**Stated exercise**
Copy out every line in the entries below that includes "capacity".

[START]

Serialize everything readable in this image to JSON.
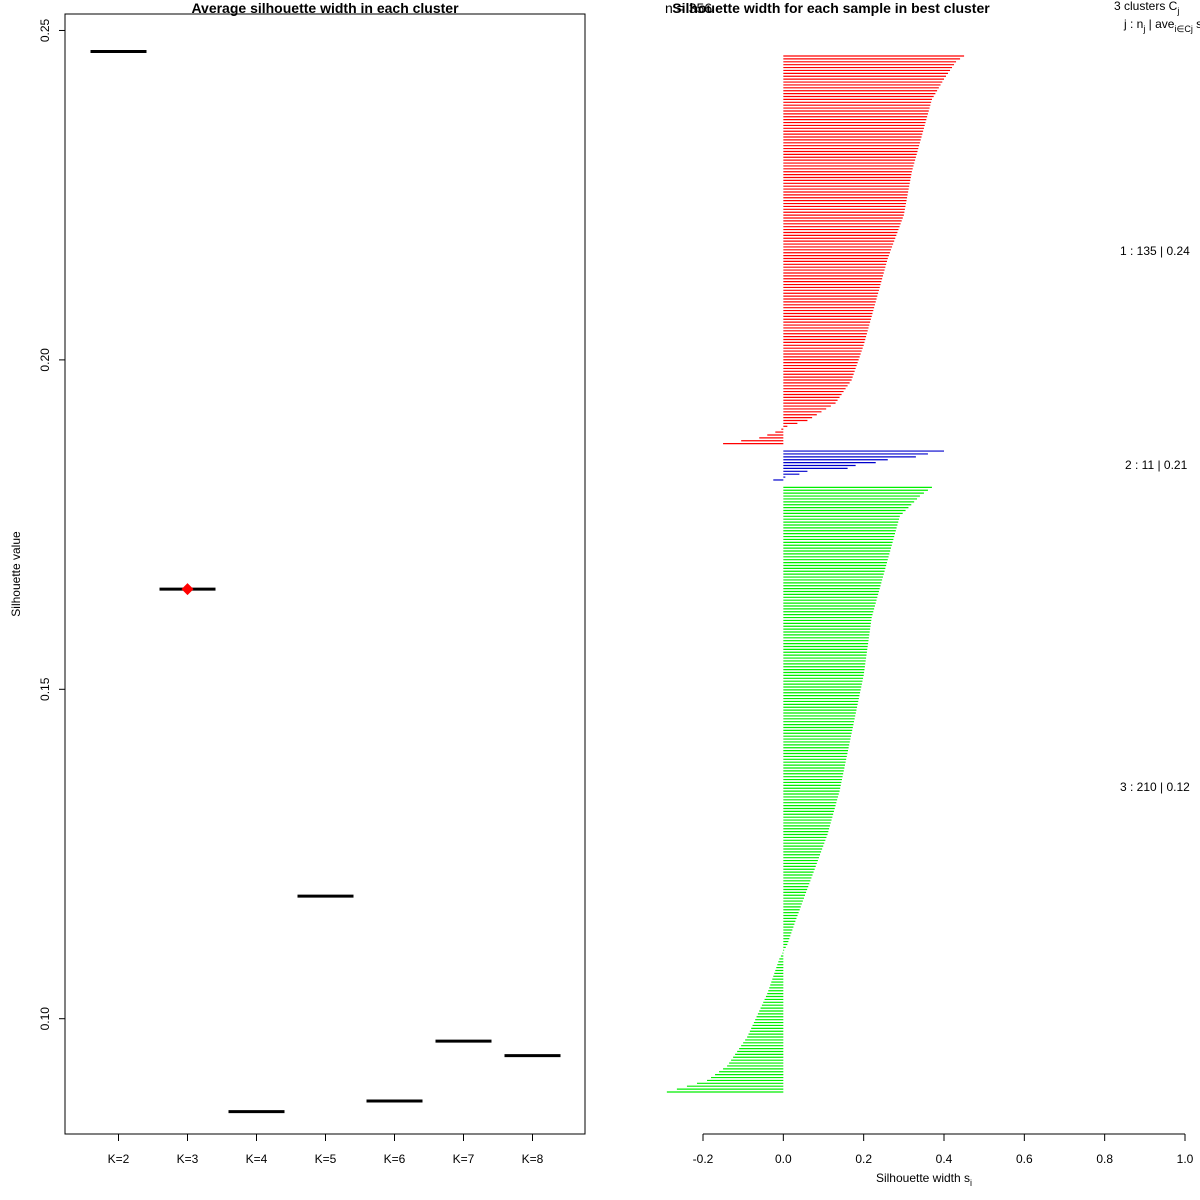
{
  "left_panel": {
    "title": "Average silhouette width in each cluster",
    "ylabel": "Silhouette value",
    "yticks": [
      "0.10",
      "0.15",
      "0.20",
      "0.25"
    ]
  },
  "right_panel": {
    "title": "Silhouette width for each sample in best cluster",
    "overlap_text": "n = 356",
    "xlabel": "Silhouette width s",
    "xlabel_sub": "i",
    "xticks": [
      "-0.2",
      "0.0",
      "0.2",
      "0.4",
      "0.6",
      "0.8",
      "1.0"
    ],
    "legend_header_1": "3  clusters  C",
    "legend_header_1_sub": "j",
    "legend_header_2": "j :  n",
    "legend_header_2_sub": "j",
    "legend_header_2_rest": " | ave",
    "legend_header_2_sub2": "i∈Cj",
    "legend_header_2_tail": "  s",
    "cluster_labels": [
      "1 :  135  |  0.24",
      "2 :  11  |  0.21",
      "3 :  210  |  0.12"
    ]
  },
  "chart_data": [
    {
      "type": "scatter",
      "title": "Average silhouette width in each cluster",
      "xlabel": "",
      "ylabel": "Silhouette value",
      "categories": [
        "K=2",
        "K=3",
        "K=4",
        "K=5",
        "K=6",
        "K=7",
        "K=8"
      ],
      "values": [
        0.2468,
        0.1652,
        0.0859,
        0.1186,
        0.0875,
        0.0966,
        0.0944
      ],
      "best": "K=3",
      "best_color": "#ff0000",
      "line_color": "#000000",
      "ylim": [
        0.0825,
        0.2525
      ]
    },
    {
      "type": "bar",
      "orientation": "horizontal",
      "title": "Silhouette width for each sample in best cluster",
      "xlabel": "Silhouette width s_i",
      "xlim": [
        -0.2,
        1.0
      ],
      "series": [
        {
          "name": "1",
          "n": 135,
          "average": 0.24,
          "color": "#ff0000",
          "anchors": [
            [
              0,
              0.45
            ],
            [
              2,
              0.43
            ],
            [
              8,
              0.4
            ],
            [
              15,
              0.37
            ],
            [
              25,
              0.35
            ],
            [
              40,
              0.32
            ],
            [
              55,
              0.3
            ],
            [
              70,
              0.26
            ],
            [
              85,
              0.23
            ],
            [
              100,
              0.2
            ],
            [
              112,
              0.17
            ],
            [
              120,
              0.13
            ],
            [
              126,
              0.06
            ],
            [
              128,
              0.01
            ],
            [
              130,
              -0.02
            ],
            [
              132,
              -0.06
            ],
            [
              134,
              -0.15
            ]
          ]
        },
        {
          "name": "2",
          "n": 11,
          "average": 0.21,
          "color": "#0000cc",
          "anchors": [
            [
              0,
              0.4
            ],
            [
              1,
              0.36
            ],
            [
              2,
              0.33
            ],
            [
              3,
              0.26
            ],
            [
              4,
              0.23
            ],
            [
              5,
              0.18
            ],
            [
              6,
              0.16
            ],
            [
              7,
              0.06
            ],
            [
              8,
              0.04
            ],
            [
              9,
              0.005
            ],
            [
              10,
              -0.025
            ]
          ]
        },
        {
          "name": "3",
          "n": 210,
          "average": 0.12,
          "color": "#00ee00",
          "anchors": [
            [
              0,
              0.37
            ],
            [
              3,
              0.34
            ],
            [
              10,
              0.29
            ],
            [
              25,
              0.26
            ],
            [
              45,
              0.22
            ],
            [
              65,
              0.2
            ],
            [
              85,
              0.17
            ],
            [
              105,
              0.14
            ],
            [
              120,
              0.11
            ],
            [
              135,
              0.07
            ],
            [
              150,
              0.03
            ],
            [
              158,
              0.01
            ],
            [
              163,
              -0.01
            ],
            [
              175,
              -0.04
            ],
            [
              190,
              -0.09
            ],
            [
              200,
              -0.14
            ],
            [
              205,
              -0.19
            ],
            [
              209,
              -0.29
            ]
          ]
        }
      ]
    }
  ]
}
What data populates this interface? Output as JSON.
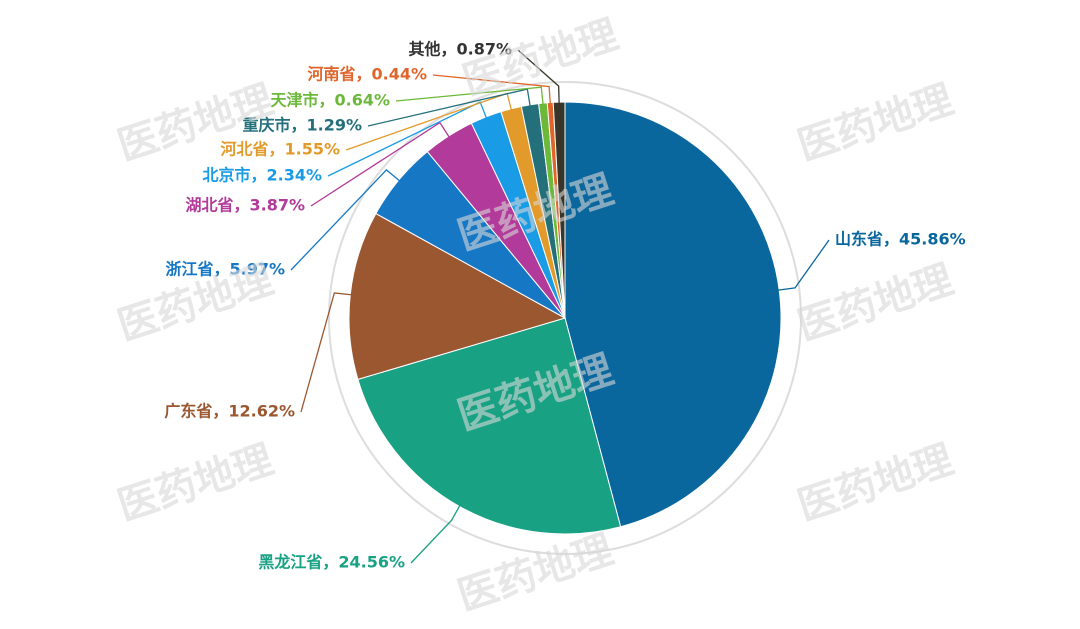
{
  "chart_data": {
    "type": "pie",
    "values": [
      45.86,
      24.56,
      12.62,
      5.97,
      3.87,
      2.34,
      1.55,
      1.29,
      0.64,
      0.44,
      0.87
    ],
    "value_labels": [
      "山东省，45.86%",
      "黑龙江省，24.56%",
      "广东省，12.62%",
      "浙江省，5.97%",
      "湖北省，3.87%",
      "北京市，2.34%",
      "河北省，1.55%",
      "重庆市，1.29%",
      "天津市，0.64%",
      "河南省，0.44%",
      "其他，0.87%"
    ],
    "colors": [
      "#0a679e",
      "#19a184",
      "#9a5730",
      "#1677c5",
      "#b23a9a",
      "#1a9be6",
      "#e29a2a",
      "#23707a",
      "#6cb83a",
      "#e0652a",
      "#38352a"
    ],
    "label_colors": [
      "#0a679e",
      "#19a184",
      "#9a5730",
      "#1677c5",
      "#b23a9a",
      "#1a9be6",
      "#e29a2a",
      "#23707a",
      "#6cb83a",
      "#e0652a",
      "#333333"
    ]
  },
  "watermark": "医药地理"
}
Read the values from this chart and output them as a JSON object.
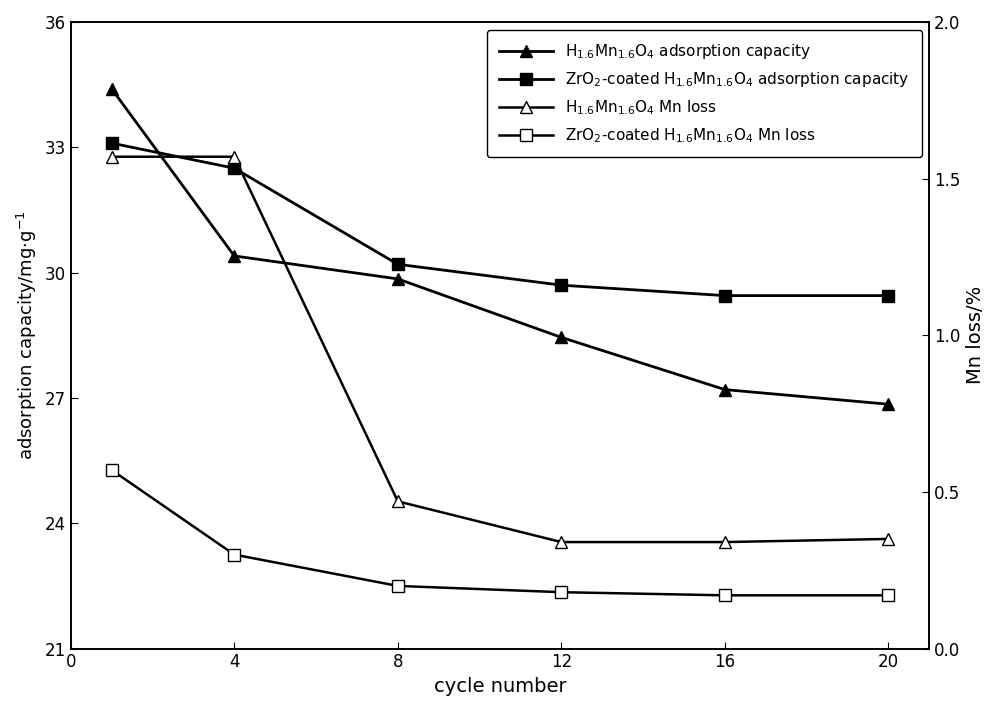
{
  "x": [
    1,
    4,
    8,
    12,
    16,
    20
  ],
  "series": [
    {
      "label": "H$_{1.6}$Mn$_{1.6}$O$_{4}$ adsorption capacity",
      "y": [
        34.4,
        30.4,
        29.85,
        28.45,
        27.2,
        26.85
      ],
      "axis": "left",
      "marker": "^",
      "filled": true,
      "linewidth": 2.0,
      "markersize": 8,
      "linestyle": "-"
    },
    {
      "label": "H$_{1.6}$Mn$_{1.6}$O$_{4}$ Mn loss",
      "y": [
        1.57,
        1.57,
        0.47,
        0.34,
        0.34,
        0.35
      ],
      "axis": "right",
      "marker": "^",
      "filled": false,
      "linewidth": 1.8,
      "markersize": 8,
      "linestyle": "-"
    },
    {
      "label": "ZrO$_2$-coated H$_{1.6}$Mn$_{1.6}$O$_{4}$ adsorption capacity",
      "y": [
        33.1,
        32.5,
        30.2,
        29.7,
        29.45,
        29.45
      ],
      "axis": "left",
      "marker": "s",
      "filled": true,
      "linewidth": 2.0,
      "markersize": 8,
      "linestyle": "-"
    },
    {
      "label": "ZrO$_2$-coated H$_{1.6}$Mn$_{1.6}$O$_{4}$ Mn loss",
      "y": [
        0.57,
        0.3,
        0.2,
        0.18,
        0.17,
        0.17
      ],
      "axis": "right",
      "marker": "s",
      "filled": false,
      "linewidth": 1.8,
      "markersize": 8,
      "linestyle": "-"
    }
  ],
  "left_ylim": [
    21,
    36
  ],
  "left_yticks": [
    21,
    24,
    27,
    30,
    33,
    36
  ],
  "right_ylim": [
    0.0,
    2.0
  ],
  "right_yticks": [
    0.0,
    0.5,
    1.0,
    1.5,
    2.0
  ],
  "xlabel": "cycle number",
  "ylabel_left": "adsorption capacity/mg·g$^{-1}$",
  "ylabel_right": "Mn loss/%",
  "xlim": [
    0,
    21
  ],
  "xticks": [
    0,
    4,
    8,
    12,
    16,
    20
  ],
  "color": "#000000",
  "background": "#ffffff",
  "legend_order": [
    0,
    2,
    1,
    3
  ],
  "figsize": [
    10.0,
    7.11
  ],
  "dpi": 100
}
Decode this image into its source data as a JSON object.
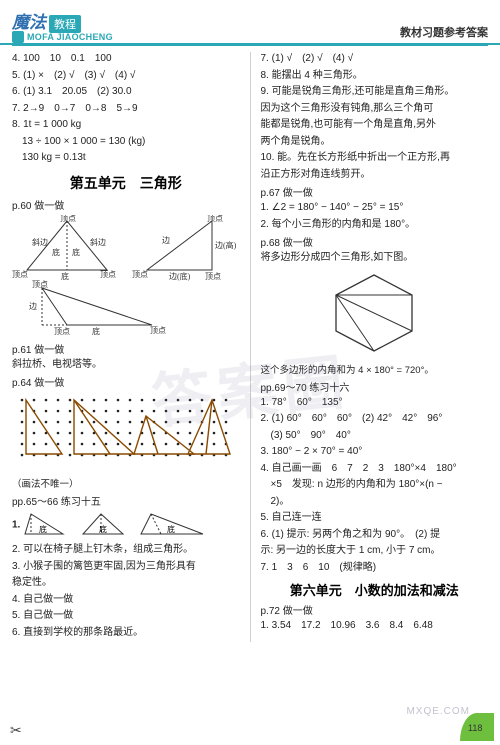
{
  "header": {
    "logo_cn": "魔法",
    "logo_badge": "教程",
    "logo_en": "MOFA JIAOCHENG",
    "right": "教材习题参考答案"
  },
  "left": {
    "l4": "4. 100　10　0.1　100",
    "l5": "5. (1) ×　(2) √　(3) √　(4) √",
    "l6": "6. (1) 3.1　20.05　(2) 30.0",
    "l7": "7. 2→9　0→7　0→8　5→9",
    "l8a": "8. 1t = 1 000 kg",
    "l8b": "　13 ÷ 100 × 1 000 = 130 (kg)",
    "l8c": "　130 kg = 0.13t",
    "unit5": "第五单元　三角形",
    "p60": "p.60 做一做",
    "tri_labels": {
      "t1": {
        "apex": "顶点",
        "left": "斜边",
        "right": "斜边",
        "inL": "底",
        "inR": "底",
        "base": "底",
        "blv": "顶点",
        "brv": "顶点"
      },
      "t2": {
        "apex": "顶点",
        "right": "边(高)",
        "base": "边(底)",
        "leftside": "边",
        "bl": "顶点",
        "br": "顶点"
      },
      "t3": {
        "tl": "顶点",
        "left": "边",
        "base": "底",
        "right": "顶点",
        "bl": "顶点"
      }
    },
    "p61": "p.61 做一做",
    "p61a": "斜拉桥、电视塔等。",
    "p64": "p.64 做一做",
    "p64cap": "（画法不唯一）",
    "pp65": "pp.65～66 练习十五",
    "q1": "1.",
    "q1labels": [
      "底",
      "底",
      "底"
    ],
    "q2": "2. 可以在椅子腿上钉木条，组成三角形。",
    "q3a": "3. 小猴子围的篱笆更牢固,因为三角形具有",
    "q3b": "稳定性。",
    "q4": "4. 自己做一做",
    "q5": "5. 自己做一做",
    "q6": "6. 直接到学校的那条路最近。"
  },
  "right": {
    "l7": "7. (1) √　(2) √　(4) √",
    "l8": "8. 能摆出 4 种三角形。",
    "l9a": "9. 可能是锐角三角形,还可能是直角三角形。",
    "l9b": "因为这个三角形没有钝角,那么三个角可",
    "l9c": "能都是锐角,也可能有一个角是直角,另外",
    "l9d": "两个角是锐角。",
    "l10a": "10. 能。先在长方形纸中折出一个正方形,再",
    "l10b": "沿正方形对角连线剪开。",
    "p67": "p.67 做一做",
    "p67a": "1. ∠2 = 180° − 140° − 25° = 15°",
    "p67b": "2. 每个小三角形的内角和是 180°。",
    "p68": "p.68 做一做",
    "p68a": "将多边形分成四个三角形,如下图。",
    "hexcap": "这个多边形的内角和为 4 × 180° = 720°。",
    "pp69": "pp.69～70 练习十六",
    "r1": "1. 78°　60°　135°",
    "r2a": "2. (1) 60°　60°　60°　(2) 42°　42°　96°",
    "r2b": "　(3) 50°　90°　40°",
    "r3": "3. 180° − 2 × 70° = 40°",
    "r4a": "4. 自己画一画　6　7　2　3　180°×4　180°",
    "r4b": "　×5　发现: n 边形的内角和为 180°×(n −",
    "r4c": "　2)。",
    "r5": "5. 自己连一连",
    "r6a": "6. (1) 提示: 另两个角之和为 90°。　(2) 提",
    "r6b": "示: 另一边的长度大于 1 cm, 小于 7 cm。",
    "r7": "7. 1　3　6　10　(规律略)",
    "unit6": "第六单元　小数的加法和减法",
    "p72": "p.72 做一做",
    "r72": "1. 3.54　17.2　10.96　3.6　8.4　6.48"
  },
  "watermark": "答案圈",
  "watermark2": "MXQE.COM"
}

[END]

**Exercise response**
      "label": "H$_{1.6}$Mn$_{1.6}$O$_{4}$ adsorption capacity",
      "label": "ZrO$_2$-coated H$_{1.6}$Mn$_{1.6}$O$_{4}$ adsorption capacity",
  "ylabel_left": "adsorption capacity/mg·g$^{-1}$",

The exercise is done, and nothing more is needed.